+++ Task inputs

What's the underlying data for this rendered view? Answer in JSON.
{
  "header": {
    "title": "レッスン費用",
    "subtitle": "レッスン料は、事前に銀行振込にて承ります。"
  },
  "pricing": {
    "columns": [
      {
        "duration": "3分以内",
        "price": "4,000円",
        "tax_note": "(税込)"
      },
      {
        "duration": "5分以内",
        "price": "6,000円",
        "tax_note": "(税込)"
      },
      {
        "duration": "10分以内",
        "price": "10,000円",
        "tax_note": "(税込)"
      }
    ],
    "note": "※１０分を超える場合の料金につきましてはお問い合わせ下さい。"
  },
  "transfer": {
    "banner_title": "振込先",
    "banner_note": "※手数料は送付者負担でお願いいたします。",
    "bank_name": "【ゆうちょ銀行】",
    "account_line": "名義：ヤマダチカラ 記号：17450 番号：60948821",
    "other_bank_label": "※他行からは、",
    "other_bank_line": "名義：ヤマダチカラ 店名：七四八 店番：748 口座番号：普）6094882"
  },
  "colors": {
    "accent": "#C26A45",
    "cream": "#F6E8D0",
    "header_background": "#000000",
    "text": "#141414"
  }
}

++++++

# Task requirements
Reproduce the records above exactly as they appear.

# Worked answer
What's the underlying data for this rendered view? Answer in JSON.
{
  "header": {
    "title": "レッスン費用",
    "subtitle": "レッスン料は、事前に銀行振込にて承ります。"
  },
  "pricing": {
    "columns": [
      {
        "duration": "3分以内",
        "price": "4,000円",
        "tax_note": "(税込)"
      },
      {
        "duration": "5分以内",
        "price": "6,000円",
        "tax_note": "(税込)"
      },
      {
        "duration": "10分以内",
        "price": "10,000円",
        "tax_note": "(税込)"
      }
    ],
    "note": "※１０分を超える場合の料金につきましてはお問い合わせ下さい。"
  },
  "transfer": {
    "banner_title": "振込先",
    "banner_note": "※手数料は送付者負担でお願いいたします。",
    "bank_name": "【ゆうちょ銀行】",
    "account_line": "名義：ヤマダチカラ 記号：17450 番号：60948821",
    "other_bank_label": "※他行からは、",
    "other_bank_line": "名義：ヤマダチカラ 店名：七四八 店番：748 口座番号：普）6094882"
  },
  "colors": {
    "accent": "#C26A45",
    "cream": "#F6E8D0",
    "header_background": "#000000",
    "text": "#141414"
  }
}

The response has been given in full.